YOUR OBJECTIVE
From the entries that follow, gather each line holding the word "Building".

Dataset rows
-------

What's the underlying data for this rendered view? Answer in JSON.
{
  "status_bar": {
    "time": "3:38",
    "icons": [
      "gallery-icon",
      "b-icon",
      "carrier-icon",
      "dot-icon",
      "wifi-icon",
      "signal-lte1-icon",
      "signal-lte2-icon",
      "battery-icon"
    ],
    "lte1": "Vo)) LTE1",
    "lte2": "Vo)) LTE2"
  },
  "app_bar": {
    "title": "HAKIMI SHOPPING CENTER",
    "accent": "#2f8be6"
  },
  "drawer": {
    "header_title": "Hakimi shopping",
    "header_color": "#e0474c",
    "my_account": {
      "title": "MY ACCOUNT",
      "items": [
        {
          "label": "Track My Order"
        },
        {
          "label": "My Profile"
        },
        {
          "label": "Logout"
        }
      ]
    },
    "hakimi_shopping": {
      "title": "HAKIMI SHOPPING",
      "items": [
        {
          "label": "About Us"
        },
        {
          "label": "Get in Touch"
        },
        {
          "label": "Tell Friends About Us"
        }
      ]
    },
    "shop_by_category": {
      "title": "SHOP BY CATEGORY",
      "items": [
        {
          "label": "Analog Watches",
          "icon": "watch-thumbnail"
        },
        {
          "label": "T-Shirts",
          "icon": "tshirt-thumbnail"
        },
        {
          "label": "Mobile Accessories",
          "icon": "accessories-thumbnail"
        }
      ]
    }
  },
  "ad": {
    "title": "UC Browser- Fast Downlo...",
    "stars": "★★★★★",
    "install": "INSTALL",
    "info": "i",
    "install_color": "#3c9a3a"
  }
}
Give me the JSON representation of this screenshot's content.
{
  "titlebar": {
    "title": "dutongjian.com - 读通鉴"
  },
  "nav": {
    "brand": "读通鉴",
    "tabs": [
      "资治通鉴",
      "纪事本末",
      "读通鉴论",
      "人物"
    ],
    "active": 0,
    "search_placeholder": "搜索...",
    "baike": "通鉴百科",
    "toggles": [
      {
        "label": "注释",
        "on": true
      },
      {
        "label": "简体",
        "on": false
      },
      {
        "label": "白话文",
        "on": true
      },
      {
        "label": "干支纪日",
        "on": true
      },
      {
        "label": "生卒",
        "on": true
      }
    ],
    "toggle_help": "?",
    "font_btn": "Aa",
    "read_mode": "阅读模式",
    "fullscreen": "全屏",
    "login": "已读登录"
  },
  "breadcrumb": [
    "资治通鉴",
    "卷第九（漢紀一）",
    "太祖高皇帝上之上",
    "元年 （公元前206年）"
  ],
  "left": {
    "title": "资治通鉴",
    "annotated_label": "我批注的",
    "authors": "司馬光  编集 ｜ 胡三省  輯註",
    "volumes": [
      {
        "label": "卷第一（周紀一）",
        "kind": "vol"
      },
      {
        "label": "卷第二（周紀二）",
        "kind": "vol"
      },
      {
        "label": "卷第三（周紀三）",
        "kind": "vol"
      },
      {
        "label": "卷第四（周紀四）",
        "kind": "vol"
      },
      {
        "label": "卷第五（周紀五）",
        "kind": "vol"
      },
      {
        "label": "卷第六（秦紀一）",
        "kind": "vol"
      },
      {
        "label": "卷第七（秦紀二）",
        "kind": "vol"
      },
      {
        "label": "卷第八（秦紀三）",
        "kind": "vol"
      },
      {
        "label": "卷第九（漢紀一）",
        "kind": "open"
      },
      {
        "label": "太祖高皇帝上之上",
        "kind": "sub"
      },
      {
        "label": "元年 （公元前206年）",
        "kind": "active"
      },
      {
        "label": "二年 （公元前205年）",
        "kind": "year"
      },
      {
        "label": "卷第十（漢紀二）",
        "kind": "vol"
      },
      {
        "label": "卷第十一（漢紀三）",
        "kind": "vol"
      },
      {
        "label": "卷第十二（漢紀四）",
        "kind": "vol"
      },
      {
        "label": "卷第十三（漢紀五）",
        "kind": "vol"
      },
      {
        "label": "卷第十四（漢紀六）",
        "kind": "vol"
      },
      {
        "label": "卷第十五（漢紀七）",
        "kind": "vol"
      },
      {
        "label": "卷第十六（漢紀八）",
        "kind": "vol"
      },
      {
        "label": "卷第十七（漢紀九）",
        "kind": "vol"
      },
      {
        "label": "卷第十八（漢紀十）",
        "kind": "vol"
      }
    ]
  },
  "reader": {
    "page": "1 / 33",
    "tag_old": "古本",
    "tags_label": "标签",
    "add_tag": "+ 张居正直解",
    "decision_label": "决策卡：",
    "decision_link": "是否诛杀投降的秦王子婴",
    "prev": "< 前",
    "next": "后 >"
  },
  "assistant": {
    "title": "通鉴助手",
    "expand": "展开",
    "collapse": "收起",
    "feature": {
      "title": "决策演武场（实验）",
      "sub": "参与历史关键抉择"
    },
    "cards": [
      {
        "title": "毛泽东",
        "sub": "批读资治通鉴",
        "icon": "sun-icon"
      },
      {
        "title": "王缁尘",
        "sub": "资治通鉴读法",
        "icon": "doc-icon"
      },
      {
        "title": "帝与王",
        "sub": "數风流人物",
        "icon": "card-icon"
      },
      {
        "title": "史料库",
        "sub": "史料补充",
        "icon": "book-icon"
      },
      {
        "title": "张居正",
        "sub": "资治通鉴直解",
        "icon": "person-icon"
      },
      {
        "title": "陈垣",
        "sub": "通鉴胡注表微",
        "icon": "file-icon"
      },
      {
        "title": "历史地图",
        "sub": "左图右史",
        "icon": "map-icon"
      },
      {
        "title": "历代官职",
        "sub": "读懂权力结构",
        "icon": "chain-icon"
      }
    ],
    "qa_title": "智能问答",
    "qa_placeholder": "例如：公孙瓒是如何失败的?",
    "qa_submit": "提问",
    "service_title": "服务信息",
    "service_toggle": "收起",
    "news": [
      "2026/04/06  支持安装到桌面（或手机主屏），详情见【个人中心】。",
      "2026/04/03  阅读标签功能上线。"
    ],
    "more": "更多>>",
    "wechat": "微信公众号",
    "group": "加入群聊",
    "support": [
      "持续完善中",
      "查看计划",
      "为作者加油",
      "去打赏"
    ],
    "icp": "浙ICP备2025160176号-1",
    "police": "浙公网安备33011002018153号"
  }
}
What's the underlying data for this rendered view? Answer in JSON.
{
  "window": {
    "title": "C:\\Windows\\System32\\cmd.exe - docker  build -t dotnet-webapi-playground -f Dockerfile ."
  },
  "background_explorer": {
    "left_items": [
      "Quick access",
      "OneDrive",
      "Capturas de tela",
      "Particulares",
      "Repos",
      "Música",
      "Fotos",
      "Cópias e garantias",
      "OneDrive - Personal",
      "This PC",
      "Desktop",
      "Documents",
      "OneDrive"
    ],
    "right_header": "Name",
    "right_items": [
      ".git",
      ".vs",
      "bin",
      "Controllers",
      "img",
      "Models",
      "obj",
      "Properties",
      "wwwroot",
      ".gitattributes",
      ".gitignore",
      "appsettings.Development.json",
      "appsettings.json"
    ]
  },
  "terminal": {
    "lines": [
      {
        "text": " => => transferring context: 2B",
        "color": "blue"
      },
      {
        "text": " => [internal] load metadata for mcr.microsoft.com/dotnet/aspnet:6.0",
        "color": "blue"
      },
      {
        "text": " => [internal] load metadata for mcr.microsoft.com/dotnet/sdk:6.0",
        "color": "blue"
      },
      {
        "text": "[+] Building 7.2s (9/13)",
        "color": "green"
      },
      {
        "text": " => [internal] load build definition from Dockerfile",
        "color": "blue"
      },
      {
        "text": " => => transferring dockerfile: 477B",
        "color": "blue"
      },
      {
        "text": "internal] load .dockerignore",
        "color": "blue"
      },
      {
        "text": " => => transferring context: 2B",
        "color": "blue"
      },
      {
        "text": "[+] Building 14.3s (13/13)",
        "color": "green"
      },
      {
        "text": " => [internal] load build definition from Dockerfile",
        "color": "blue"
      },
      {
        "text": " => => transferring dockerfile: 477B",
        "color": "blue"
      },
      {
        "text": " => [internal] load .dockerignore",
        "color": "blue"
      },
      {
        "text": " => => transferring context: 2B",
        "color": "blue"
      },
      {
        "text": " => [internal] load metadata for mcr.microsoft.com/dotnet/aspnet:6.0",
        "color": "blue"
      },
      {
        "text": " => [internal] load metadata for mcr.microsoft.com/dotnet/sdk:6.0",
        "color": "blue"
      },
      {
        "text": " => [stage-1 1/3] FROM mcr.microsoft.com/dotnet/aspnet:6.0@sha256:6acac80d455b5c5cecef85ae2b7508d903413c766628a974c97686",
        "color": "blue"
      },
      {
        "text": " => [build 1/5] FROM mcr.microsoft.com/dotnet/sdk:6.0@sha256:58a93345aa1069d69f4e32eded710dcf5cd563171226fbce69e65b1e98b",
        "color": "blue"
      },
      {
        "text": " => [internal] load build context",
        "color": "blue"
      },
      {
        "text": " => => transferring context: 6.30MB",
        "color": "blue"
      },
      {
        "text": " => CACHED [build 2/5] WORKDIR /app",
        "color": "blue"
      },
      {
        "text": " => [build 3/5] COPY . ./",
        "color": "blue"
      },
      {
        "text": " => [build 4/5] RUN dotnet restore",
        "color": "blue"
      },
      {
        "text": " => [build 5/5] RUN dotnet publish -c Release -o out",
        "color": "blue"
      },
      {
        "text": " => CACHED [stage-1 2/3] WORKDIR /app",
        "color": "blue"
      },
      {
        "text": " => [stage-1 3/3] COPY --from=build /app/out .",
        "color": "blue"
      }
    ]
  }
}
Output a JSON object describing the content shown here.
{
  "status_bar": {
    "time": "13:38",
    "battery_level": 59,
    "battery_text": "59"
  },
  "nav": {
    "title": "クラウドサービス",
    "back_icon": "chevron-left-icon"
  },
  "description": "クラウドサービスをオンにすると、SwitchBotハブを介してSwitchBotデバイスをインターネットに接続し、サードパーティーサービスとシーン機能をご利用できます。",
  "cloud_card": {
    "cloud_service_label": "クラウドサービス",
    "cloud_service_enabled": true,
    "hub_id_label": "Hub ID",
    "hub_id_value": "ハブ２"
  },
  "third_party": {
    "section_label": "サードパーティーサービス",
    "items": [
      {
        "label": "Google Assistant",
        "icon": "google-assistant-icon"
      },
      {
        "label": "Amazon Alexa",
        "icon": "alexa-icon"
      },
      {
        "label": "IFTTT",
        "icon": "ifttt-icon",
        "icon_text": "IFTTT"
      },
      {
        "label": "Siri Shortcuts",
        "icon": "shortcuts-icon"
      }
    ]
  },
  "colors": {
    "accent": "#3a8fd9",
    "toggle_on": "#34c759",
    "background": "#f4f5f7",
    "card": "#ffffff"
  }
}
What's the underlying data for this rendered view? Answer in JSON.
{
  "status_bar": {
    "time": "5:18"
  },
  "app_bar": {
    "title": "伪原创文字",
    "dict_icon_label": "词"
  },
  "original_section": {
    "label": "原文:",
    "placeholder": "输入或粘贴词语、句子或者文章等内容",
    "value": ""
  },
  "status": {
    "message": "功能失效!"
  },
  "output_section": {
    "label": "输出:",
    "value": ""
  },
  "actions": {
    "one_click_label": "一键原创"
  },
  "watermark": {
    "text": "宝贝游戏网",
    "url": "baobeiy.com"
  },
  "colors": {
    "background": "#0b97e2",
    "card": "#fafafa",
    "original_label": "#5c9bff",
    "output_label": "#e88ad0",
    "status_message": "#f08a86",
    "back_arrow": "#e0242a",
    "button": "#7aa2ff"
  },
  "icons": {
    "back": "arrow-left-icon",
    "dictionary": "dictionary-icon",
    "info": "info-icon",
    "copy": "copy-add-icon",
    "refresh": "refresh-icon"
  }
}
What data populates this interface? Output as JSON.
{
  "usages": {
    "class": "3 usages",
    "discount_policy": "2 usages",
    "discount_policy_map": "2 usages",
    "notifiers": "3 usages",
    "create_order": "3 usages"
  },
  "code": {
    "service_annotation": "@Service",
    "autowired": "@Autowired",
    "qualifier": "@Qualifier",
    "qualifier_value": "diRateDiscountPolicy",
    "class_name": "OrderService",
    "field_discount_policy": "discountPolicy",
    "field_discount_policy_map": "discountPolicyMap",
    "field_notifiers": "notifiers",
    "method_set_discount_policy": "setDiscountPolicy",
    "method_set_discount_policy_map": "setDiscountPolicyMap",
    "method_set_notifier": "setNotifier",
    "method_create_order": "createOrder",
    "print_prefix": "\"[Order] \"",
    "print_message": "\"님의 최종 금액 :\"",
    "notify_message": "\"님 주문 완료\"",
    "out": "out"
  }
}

-------

WRITTEN ANSWER
        "text": "[+] Building 7.2s (9/13)",
        "text": "[+] Building 14.3s (13/13)",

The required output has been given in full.